Give the data below again exactly as written, without its pictures.

— start RECORDS FOR THE TASK —

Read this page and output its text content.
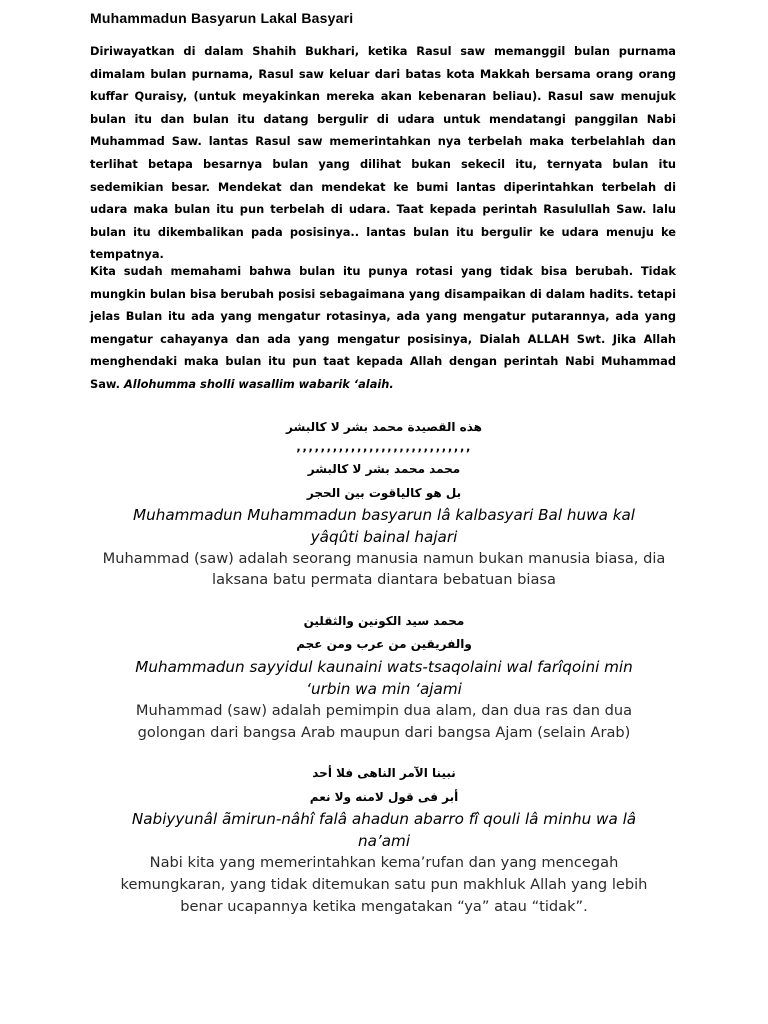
Muhammadun Basyarun Lakal Basyari

Diriwayatkan di dalam Shahih Bukhari, ketika Rasul saw memanggil bulan purnama dimalam bulan purnama, Rasul saw keluar dari batas kota Makkah bersama orang orang kuffar Quraisy, (untuk meyakinkan mereka akan kebenaran beliau). Rasul saw menujuk bulan itu dan bulan itu datang bergulir di udara untuk mendatangi panggilan Nabi Muhammad Saw. lantas Rasul saw memerintahkan nya terbelah maka terbelahlah dan terlihat betapa besarnya bulan yang dilihat bukan sekecil itu, ternyata bulan itu sedemikian besar. Mendekat dan mendekat ke bumi lantas diperintahkan terbelah di udara maka bulan itu pun terbelah di udara. Taat kepada perintah Rasulullah Saw. lalu bulan itu dikembalikan pada posisinya.. lantas bulan itu bergulir ke udara menuju ke tempatnya.

Kita sudah memahami bahwa bulan itu punya rotasi yang tidak bisa berubah. Tidak mungkin bulan bisa berubah posisi sebagaimana yang disampaikan di dalam hadits. tetapi jelas Bulan itu ada yang mengatur rotasinya, ada yang mengatur putarannya, ada yang mengatur cahayanya dan ada yang mengatur posisinya, Dialah ALLAH Swt. Jika Allah menghendaki maka bulan itu pun taat kepada Allah dengan perintah Nabi Muhammad Saw. Allohumma sholli wasallim wabarik ‘alaih.

هذه القصيدة محمد بشر لا كالبشر
‚‚‚‚‚‚‚‚‚‚‚‚‚‚‚‚‚‚‚‚‚‚‚‚‚‚‚‚‚
محمد محمد بشر لا كالبشر
بل هو كالياقوت بين الحجر
Muhammadun Muhammadun basyarun lâ kalbasyari Bal huwa kal
yâqûti bainal hajari
Muhammad (saw) adalah seorang manusia namun bukan manusia biasa, dia
laksana batu permata diantara bebatuan biasa
محمد سيد الكونين والثقلين
والفريقين من عرب ومن عجم
Muhammadun sayyidul kaunaini wats-tsaqolaini wal farîqoini min
‘urbin wa min ‘ajami
Muhammad (saw) adalah pemimpin dua alam, dan dua ras dan dua
golongan dari bangsa Arab maupun dari bangsa Ajam (selain Arab)
نبينا الآمر الناهى فلا أحد
أبر فى قول لامنه ولا نعم
Nabiyyunâl ãmirun-nâhî falâ ahadun abarro fî qouli lâ minhu wa lâ
na’ami
Nabi kita yang memerintahkan kema’rufan dan yang mencegah
kemungkaran, yang tidak ditemukan satu pun makhluk Allah yang lebih
benar ucapannya ketika mengatakan “ya” atau “tidak”.
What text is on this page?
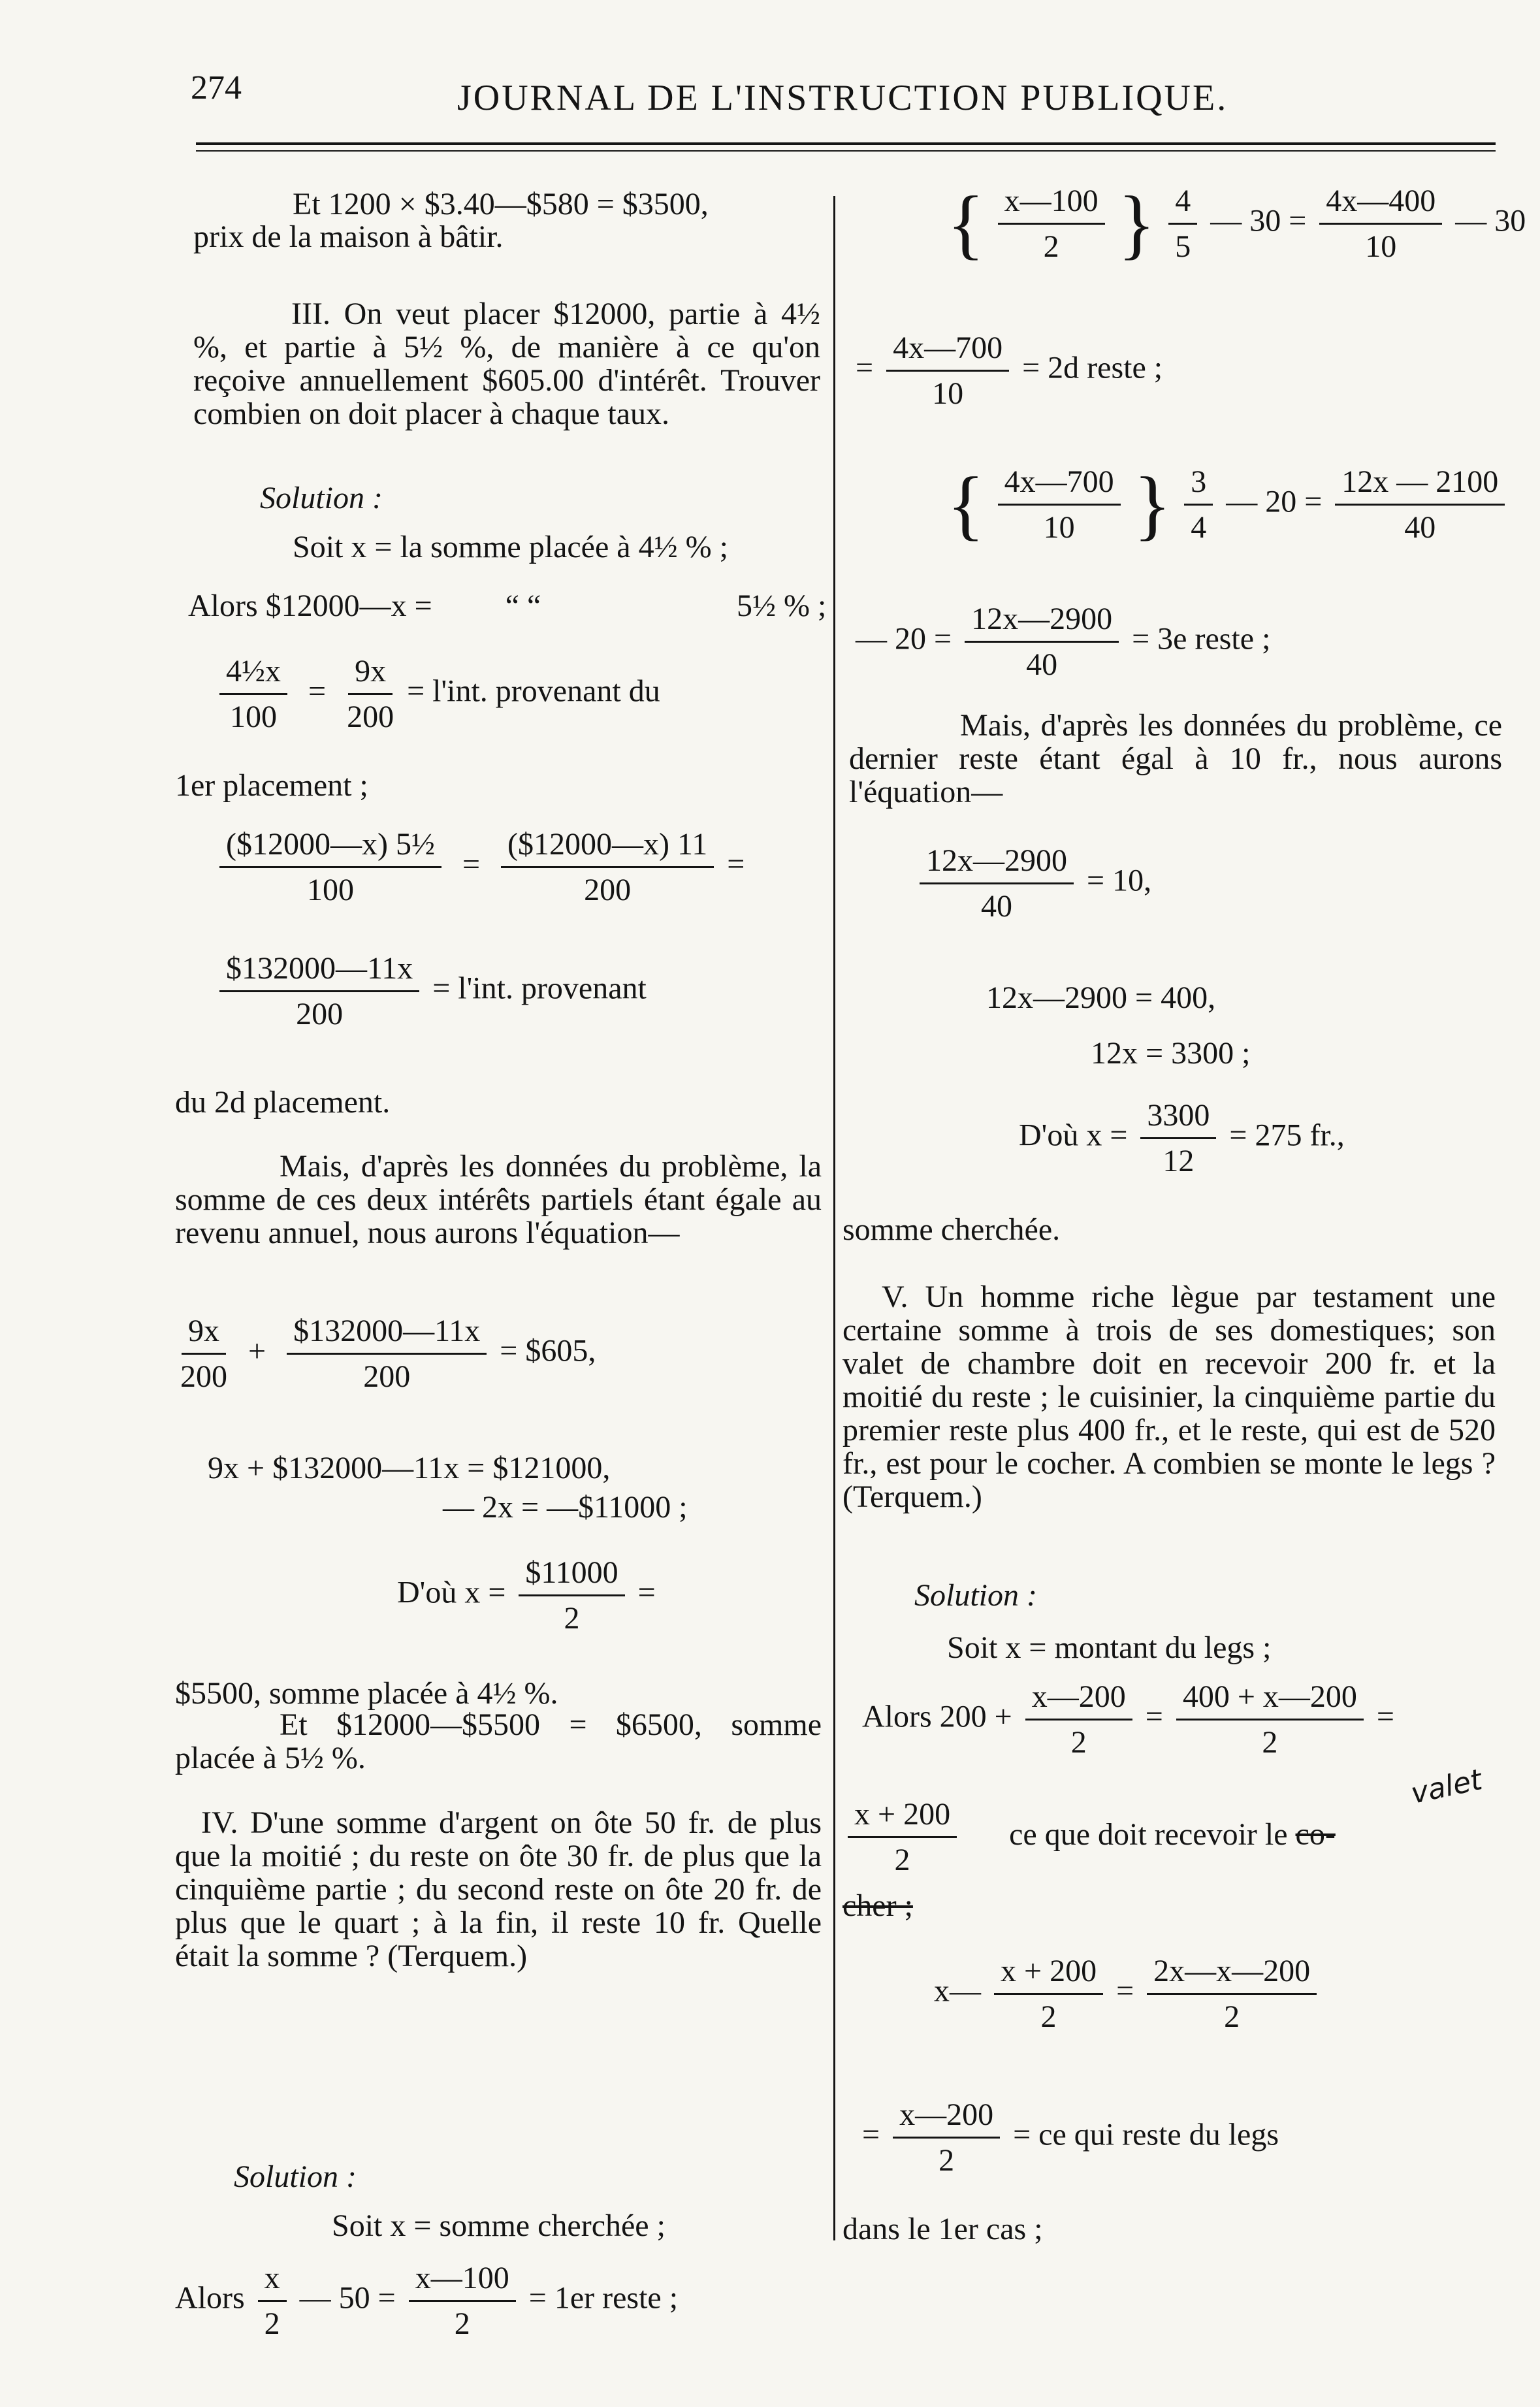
274	JOURNAL DE L'INSTRUCTION PUBLIQUE.
Et 1200 × $3.40—$580 = $3500,
prix de la maison à bâtir.
III. On veut placer $12000, partie à 4½ %, et partie à 5½ %, de manière à ce qu'on reçoive annuellement $605.00 d'intérêt. Trouver combien on doit placer à chaque taux.
Solution :
Soit x = la somme placée à 4½ % ;
Alors $12000—x = “ “	5½ % ;
$\frac{\text{4½x}}{100} = \frac{9x}{200} = l'int$. provenant du
1er placement ;
$\frac{\text{(\$12000—x) 5½}}{100} = \frac{(\$12000—x) 11}{200}$ =
$\frac{\$132000—11x}{200} = l'int$. provenant
du 2d placement.
Mais, d'après les données du problème, la somme de ces deux intérêts partiels étant égale au revenu annuel, nous aurons l'équation—
$\frac{9x}{200} + \frac{\$132000—11x}{200}$ = $605,
9x + $132000—11x = $121000,
— 2x = —$11000 ;
D'où $x = \frac{\$11000}{2}$ =
$5500, somme placée à 4½ %.
Et $12000—$5500 = $6500, somme placée à 5½ %.
IV. D'une somme d'argent on ôte 50 fr. de plus que la moitié ; du reste on ôte 30 fr. de plus que la cinquième partie ; du second reste on ôte 20 fr. de plus que le quart ; à la fin, il reste 10 fr. Quelle était la somme ? (Terquem.)
Solution :
Soit x = somme cherchée ;
Alors $\frac{x}{2}$ — $50 = \frac{x—100}{2} = 1er$ reste ;
{ $\frac{x—100}{2}$ } $\frac{4}{5}$ — $30 = \frac{4x—400}{10}$ — 30
= $\frac{4x—700}{10} = 2d$ reste ;
{ $\frac{4x—700}{10}$ } $\frac{3}{4}$ — $20 = \frac{12x — 2100}{40}$
— $20 = \frac{12x—2900}{40} = 3e$ reste ;
Mais, d'après les données du problème, ce dernier reste étant égal à 10 fr., nous aurons l'équation—
$\frac{12x—2900}{40} = 10$,
12x—2900 = 400,
12x = 3300 ;
D'où $x = \frac{3300}{12} = 275$ fr.,
somme cherchée.
V. Un homme riche lègue par testament une certaine somme à trois de ses domestiques; son valet de chambre doit en recevoir 200 fr. et la moitié du reste ; le cuisinier, la cinquième partie du premier reste plus 400 fr., et le reste, qui est de 520 fr., est pour le cocher. A combien se monte le legs ? (Terquem.)
Solution :
Soit x = montant du legs ;
Alors $200 + \frac{x—200}{2} = \frac{400 + x—200}{2}$ =
$\frac{x + 200}{2}$ ce que doit recevoir le co-
valet
cher ;
x— $\frac{x + 200}{2} = \frac{2x—x—200}{2}$
= $\frac{x—200}{2}$ = ce qui reste du legs
dans le 1er cas ;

— end RECORDS FOR THE TASK —

• FINAL RESULT:
Read this page and output its text content.
Muhammadun Basyarun Lakal Basyari

Diriwayatkan di dalam Shahih Bukhari, ketika Rasul saw memanggil bulan purnama dimalam bulan purnama, Rasul saw keluar dari batas kota Makkah bersama orang orang kuffar Quraisy, (untuk meyakinkan mereka akan kebenaran beliau). Rasul saw menujuk bulan itu dan bulan itu datang bergulir di udara untuk mendatangi panggilan Nabi Muhammad Saw. lantas Rasul saw memerintahkan nya terbelah maka terbelahlah dan terlihat betapa besarnya bulan yang dilihat bukan sekecil itu, ternyata bulan itu sedemikian besar. Mendekat dan mendekat ke bumi lantas diperintahkan terbelah di udara maka bulan itu pun terbelah di udara. Taat kepada perintah Rasulullah Saw. lalu bulan itu dikembalikan pada posisinya.. lantas bulan itu bergulir ke udara menuju ke tempatnya.

Kita sudah memahami bahwa bulan itu punya rotasi yang tidak bisa berubah. Tidak mungkin bulan bisa berubah posisi sebagaimana yang disampaikan di dalam hadits. tetapi jelas Bulan itu ada yang mengatur rotasinya, ada yang mengatur putarannya, ada yang mengatur cahayanya dan ada yang mengatur posisinya, Dialah ALLAH Swt. Jika Allah menghendaki maka bulan itu pun taat kepada Allah dengan perintah Nabi Muhammad Saw. Allohumma sholli wasallim wabarik ‘alaih.

هذه القصيدة محمد بشر لا كالبشر
‚‚‚‚‚‚‚‚‚‚‚‚‚‚‚‚‚‚‚‚‚‚‚‚‚‚‚‚‚
محمد محمد بشر لا كالبشر
بل هو كالياقوت بين الحجر
Muhammadun Muhammadun basyarun lâ kalbasyari Bal huwa kal
yâqûti bainal hajari
Muhammad (saw) adalah seorang manusia namun bukan manusia biasa, dia
laksana batu permata diantara bebatuan biasa
محمد سيد الكونين والثقلين
والفريقين من عرب ومن عجم
Muhammadun sayyidul kaunaini wats-tsaqolaini wal farîqoini min
‘urbin wa min ‘ajami
Muhammad (saw) adalah pemimpin dua alam, dan dua ras dan dua
golongan dari bangsa Arab maupun dari bangsa Ajam (selain Arab)
نبينا الآمر الناهى فلا أحد
أبر فى قول لامنه ولا نعم
Nabiyyunâl ãmirun-nâhî falâ ahadun abarro fî qouli lâ minhu wa lâ
na’ami
Nabi kita yang memerintahkan kema’rufan dan yang mencegah
kemungkaran, yang tidak ditemukan satu pun makhluk Allah yang lebih
benar ucapannya ketika mengatakan “ya” atau “tidak”.
What text is on this page?
274	JOURNAL DE L'INSTRUCTION PUBLIQUE.
Et 1200 × $3.40—$580 = $3500,
prix de la maison à bâtir.
III. On veut placer $12000, partie à 4½ %, et partie à 5½ %, de manière à ce qu'on reçoive annuellement $605.00 d'intérêt. Trouver combien on doit placer à chaque taux.
Solution :
Soit x = la somme placée à 4½ % ;
Alors $12000—x = “ “	5½ % ;
$\frac{\text{4½x}}{100} = \frac{9x}{200} = l'int$. provenant du
1er placement ;
$\frac{\text{(\$12000—x) 5½}}{100} = \frac{(\$12000—x) 11}{200}$ =
$\frac{\$132000—11x}{200} = l'int$. provenant
du 2d placement.
Mais, d'après les données du problème, la somme de ces deux intérêts partiels étant égale au revenu annuel, nous aurons l'équation—
$\frac{9x}{200} + \frac{\$132000—11x}{200}$ = $605,
9x + $132000—11x = $121000,
— 2x = —$11000 ;
D'où $x = \frac{\$11000}{2}$ =
$5500, somme placée à 4½ %.
Et $12000—$5500 = $6500, somme placée à 5½ %.
IV. D'une somme d'argent on ôte 50 fr. de plus que la moitié ; du reste on ôte 30 fr. de plus que la cinquième partie ; du second reste on ôte 20 fr. de plus que le quart ; à la fin, il reste 10 fr. Quelle était la somme ? (Terquem.)
Solution :
Soit x = somme cherchée ;
Alors $\frac{x}{2}$ — $50 = \frac{x—100}{2} = 1er$ reste ;
{ $\frac{x—100}{2}$ } $\frac{4}{5}$ — $30 = \frac{4x—400}{10}$ — 30
= $\frac{4x—700}{10} = 2d$ reste ;
{ $\frac{4x—700}{10}$ } $\frac{3}{4}$ — $20 = \frac{12x — 2100}{40}$
— $20 = \frac{12x—2900}{40} = 3e$ reste ;
Mais, d'après les données du problème, ce dernier reste étant égal à 10 fr., nous aurons l'équation—
$\frac{12x—2900}{40} = 10$,
12x—2900 = 400,
12x = 3300 ;
D'où $x = \frac{3300}{12} = 275$ fr.,
somme cherchée.
V. Un homme riche lègue par testament une certaine somme à trois de ses domestiques; son valet de chambre doit en recevoir 200 fr. et la moitié du reste ; le cuisinier, la cinquième partie du premier reste plus 400 fr., et le reste, qui est de 520 fr., est pour le cocher. A combien se monte le legs ? (Terquem.)
Solution :
Soit x = montant du legs ;
Alors $200 + \frac{x—200}{2} = \frac{400 + x—200}{2}$ =
$\frac{x + 200}{2}$ ce que doit recevoir le co-
valet
cher ;
x— $\frac{x + 200}{2} = \frac{2x—x—200}{2}$
= $\frac{x—200}{2}$ = ce qui reste du legs
dans le 1er cas ;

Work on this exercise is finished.